%%

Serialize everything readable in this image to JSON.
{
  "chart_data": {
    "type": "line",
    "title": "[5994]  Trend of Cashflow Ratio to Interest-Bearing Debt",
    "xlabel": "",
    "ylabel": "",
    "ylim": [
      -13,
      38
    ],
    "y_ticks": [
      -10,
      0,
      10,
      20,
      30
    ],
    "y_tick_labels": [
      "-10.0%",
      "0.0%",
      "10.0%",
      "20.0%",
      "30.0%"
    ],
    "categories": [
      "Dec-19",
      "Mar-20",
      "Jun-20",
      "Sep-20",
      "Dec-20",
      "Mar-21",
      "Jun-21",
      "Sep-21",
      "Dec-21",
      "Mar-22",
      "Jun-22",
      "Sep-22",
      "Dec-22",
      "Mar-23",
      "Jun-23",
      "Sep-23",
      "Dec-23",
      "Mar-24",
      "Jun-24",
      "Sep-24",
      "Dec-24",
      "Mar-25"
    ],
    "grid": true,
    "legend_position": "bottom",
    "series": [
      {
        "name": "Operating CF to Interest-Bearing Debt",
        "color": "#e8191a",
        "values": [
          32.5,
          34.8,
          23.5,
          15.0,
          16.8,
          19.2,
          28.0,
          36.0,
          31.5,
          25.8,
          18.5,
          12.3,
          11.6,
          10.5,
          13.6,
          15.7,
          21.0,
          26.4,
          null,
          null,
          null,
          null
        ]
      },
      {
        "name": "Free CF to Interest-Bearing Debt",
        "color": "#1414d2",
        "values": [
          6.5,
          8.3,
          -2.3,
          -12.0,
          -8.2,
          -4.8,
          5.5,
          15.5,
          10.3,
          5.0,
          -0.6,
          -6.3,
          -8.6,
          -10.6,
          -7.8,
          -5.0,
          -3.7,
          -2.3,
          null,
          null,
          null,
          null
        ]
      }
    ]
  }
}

%%

**TASK TO COMPLETE:** Scan the listing above and copy all lines containing the word "Bearing".

**COMPLETED EXERCISE:**
    "title": "[5994]  Trend of Cashflow Ratio to Interest-Bearing Debt",
        "name": "Operating CF to Interest-Bearing Debt",
        "name": "Free CF to Interest-Bearing Debt",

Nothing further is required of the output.